+++ THE INPUT +++

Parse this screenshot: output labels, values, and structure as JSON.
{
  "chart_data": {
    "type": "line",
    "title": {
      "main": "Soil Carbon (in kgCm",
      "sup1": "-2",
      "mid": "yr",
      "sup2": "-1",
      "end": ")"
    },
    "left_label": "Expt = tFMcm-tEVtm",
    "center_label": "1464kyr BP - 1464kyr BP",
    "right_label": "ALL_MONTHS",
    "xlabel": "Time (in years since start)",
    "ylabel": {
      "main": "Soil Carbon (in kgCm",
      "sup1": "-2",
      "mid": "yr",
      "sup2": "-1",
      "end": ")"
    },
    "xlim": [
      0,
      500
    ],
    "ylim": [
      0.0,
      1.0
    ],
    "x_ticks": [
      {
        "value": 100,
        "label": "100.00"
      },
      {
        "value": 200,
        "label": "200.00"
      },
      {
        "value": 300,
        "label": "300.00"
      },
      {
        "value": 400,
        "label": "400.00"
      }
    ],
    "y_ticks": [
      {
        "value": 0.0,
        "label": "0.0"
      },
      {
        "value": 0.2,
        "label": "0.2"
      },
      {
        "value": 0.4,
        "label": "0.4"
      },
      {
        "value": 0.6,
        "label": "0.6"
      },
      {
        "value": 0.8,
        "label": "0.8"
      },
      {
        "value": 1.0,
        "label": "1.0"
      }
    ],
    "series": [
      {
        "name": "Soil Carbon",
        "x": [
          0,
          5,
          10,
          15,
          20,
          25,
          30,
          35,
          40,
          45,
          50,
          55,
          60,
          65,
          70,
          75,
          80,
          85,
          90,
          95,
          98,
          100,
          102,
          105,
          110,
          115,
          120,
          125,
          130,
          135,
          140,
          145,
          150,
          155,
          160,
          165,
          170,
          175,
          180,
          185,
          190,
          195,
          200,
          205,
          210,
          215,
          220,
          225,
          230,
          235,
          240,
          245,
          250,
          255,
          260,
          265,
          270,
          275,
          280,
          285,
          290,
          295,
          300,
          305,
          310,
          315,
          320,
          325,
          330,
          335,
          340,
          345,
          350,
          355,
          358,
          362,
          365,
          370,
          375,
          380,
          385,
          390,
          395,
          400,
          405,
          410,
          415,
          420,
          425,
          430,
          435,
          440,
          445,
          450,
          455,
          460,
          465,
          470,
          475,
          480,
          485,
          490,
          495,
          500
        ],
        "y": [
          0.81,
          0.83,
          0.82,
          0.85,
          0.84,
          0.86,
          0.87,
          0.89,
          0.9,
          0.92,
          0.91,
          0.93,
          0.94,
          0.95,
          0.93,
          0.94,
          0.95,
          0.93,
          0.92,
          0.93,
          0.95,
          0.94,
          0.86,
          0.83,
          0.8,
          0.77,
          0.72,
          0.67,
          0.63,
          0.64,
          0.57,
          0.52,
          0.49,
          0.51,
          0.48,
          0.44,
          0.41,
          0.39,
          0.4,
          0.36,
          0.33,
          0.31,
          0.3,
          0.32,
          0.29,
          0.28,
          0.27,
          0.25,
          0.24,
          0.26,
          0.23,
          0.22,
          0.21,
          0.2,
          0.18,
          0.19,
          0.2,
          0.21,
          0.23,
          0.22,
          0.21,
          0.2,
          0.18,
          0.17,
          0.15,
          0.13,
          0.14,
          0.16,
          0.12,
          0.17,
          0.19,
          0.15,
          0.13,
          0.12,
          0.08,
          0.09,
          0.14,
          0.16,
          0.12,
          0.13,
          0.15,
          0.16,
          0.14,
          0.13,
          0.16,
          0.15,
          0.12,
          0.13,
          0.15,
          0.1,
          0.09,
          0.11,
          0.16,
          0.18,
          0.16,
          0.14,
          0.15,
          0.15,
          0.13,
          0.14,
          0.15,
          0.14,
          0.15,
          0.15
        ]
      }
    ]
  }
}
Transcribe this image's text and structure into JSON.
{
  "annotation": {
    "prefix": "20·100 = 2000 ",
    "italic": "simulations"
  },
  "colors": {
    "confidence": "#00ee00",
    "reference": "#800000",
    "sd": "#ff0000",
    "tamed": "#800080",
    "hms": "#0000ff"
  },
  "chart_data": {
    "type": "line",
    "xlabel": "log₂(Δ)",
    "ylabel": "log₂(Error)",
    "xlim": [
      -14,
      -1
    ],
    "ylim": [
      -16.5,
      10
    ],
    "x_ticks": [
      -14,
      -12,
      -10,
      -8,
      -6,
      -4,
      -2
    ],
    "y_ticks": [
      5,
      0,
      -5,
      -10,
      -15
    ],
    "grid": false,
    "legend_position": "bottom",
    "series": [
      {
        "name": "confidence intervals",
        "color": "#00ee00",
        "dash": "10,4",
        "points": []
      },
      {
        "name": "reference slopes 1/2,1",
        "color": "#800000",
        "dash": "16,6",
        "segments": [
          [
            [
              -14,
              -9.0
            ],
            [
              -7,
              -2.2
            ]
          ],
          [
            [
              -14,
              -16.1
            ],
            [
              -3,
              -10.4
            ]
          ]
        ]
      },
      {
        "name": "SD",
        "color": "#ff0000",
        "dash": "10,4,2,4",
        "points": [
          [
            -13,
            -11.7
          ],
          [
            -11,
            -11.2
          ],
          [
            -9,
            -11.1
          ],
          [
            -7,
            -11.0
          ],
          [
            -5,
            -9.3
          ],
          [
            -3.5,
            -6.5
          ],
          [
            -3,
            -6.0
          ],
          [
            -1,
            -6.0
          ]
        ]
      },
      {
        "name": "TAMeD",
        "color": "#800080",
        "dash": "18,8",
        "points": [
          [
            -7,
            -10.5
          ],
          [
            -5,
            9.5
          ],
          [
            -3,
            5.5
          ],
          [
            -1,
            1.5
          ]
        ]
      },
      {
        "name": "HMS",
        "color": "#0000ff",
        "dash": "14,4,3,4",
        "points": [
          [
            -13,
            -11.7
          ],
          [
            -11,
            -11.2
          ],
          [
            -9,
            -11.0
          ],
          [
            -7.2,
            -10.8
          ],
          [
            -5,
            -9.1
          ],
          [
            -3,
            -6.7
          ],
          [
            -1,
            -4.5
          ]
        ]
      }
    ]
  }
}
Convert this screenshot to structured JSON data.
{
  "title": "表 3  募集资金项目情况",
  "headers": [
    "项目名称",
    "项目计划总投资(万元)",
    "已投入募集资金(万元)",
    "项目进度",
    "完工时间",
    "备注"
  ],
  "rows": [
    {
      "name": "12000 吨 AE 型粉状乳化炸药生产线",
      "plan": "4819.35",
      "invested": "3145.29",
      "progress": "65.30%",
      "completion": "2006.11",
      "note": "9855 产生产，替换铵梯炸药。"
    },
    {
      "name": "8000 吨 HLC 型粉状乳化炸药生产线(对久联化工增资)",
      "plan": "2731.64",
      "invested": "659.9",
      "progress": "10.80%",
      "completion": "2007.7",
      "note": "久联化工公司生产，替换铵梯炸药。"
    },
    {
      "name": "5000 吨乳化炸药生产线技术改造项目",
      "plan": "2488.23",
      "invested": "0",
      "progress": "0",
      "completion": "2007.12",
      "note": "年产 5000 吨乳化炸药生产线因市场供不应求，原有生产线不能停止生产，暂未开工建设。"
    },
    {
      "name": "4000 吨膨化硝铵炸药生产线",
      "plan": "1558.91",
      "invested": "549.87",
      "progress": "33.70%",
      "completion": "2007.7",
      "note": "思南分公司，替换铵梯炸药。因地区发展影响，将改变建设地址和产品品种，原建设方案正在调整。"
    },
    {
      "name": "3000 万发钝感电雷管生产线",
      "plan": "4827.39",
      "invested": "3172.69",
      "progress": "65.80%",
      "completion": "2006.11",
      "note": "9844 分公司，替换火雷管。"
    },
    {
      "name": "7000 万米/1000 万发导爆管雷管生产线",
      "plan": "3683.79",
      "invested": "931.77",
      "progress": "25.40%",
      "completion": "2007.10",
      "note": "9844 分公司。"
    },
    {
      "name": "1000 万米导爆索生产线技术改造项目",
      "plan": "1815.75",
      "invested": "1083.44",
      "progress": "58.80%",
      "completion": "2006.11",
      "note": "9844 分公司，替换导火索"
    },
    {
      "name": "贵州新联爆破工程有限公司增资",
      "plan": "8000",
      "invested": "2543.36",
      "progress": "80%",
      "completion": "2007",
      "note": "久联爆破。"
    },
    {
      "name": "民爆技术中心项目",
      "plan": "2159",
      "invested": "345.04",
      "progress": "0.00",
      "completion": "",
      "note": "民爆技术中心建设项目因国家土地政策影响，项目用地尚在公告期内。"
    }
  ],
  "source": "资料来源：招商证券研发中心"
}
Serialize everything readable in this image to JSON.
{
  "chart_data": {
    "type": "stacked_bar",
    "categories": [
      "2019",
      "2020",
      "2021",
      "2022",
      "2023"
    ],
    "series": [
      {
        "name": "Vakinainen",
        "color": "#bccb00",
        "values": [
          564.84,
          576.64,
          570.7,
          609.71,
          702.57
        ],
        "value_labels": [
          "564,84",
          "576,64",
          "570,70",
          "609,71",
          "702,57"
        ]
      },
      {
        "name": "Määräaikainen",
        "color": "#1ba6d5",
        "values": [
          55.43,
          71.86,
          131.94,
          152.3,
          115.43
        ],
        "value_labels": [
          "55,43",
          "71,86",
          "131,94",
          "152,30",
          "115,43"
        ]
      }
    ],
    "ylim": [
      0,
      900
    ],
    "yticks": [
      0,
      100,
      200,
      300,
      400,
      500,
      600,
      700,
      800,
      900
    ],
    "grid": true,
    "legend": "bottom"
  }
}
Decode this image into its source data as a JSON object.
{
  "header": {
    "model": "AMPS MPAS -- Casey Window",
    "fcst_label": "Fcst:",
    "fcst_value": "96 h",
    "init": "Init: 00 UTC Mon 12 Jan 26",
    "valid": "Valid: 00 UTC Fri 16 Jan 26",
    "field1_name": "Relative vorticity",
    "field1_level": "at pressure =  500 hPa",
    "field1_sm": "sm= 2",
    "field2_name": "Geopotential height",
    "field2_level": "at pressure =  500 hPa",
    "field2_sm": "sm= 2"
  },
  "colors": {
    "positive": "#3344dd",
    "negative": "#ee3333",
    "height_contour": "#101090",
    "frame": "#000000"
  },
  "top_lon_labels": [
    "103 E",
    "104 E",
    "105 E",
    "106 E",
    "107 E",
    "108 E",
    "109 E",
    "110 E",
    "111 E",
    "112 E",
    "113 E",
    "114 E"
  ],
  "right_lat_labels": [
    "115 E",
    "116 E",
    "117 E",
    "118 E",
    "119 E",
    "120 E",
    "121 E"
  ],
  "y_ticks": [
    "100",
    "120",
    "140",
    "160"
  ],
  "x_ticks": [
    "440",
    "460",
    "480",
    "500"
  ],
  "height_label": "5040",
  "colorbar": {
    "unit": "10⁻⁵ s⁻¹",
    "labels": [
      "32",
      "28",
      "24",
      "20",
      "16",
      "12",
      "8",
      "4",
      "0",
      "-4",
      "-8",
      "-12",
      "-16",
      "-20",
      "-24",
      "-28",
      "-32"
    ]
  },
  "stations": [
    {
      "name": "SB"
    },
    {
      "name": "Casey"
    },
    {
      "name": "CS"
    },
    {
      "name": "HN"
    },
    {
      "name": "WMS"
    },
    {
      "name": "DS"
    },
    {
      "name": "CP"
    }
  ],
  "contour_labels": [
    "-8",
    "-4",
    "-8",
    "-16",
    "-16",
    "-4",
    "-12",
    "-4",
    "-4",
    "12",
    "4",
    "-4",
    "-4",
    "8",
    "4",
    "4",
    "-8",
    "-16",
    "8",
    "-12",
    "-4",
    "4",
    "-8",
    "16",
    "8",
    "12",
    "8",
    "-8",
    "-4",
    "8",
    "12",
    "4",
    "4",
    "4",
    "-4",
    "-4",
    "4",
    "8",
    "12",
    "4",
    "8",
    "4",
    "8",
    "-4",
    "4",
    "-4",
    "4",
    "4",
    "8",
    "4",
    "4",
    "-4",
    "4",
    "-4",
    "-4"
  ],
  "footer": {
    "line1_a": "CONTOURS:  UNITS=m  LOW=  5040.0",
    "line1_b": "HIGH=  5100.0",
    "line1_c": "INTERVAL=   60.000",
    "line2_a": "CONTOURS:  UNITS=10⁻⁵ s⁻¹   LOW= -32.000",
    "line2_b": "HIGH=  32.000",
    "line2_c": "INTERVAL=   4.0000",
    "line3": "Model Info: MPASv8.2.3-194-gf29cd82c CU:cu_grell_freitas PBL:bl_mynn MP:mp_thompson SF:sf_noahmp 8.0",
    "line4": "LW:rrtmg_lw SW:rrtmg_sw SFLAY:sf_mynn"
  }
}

+++

■ STATED TASK:
Reproduce each line from the records that contains the word "screenshot".

■ EXERCISE RESULT:
Parse this screenshot: output labels, values, and structure as JSON.
Convert this screenshot to structured JSON data.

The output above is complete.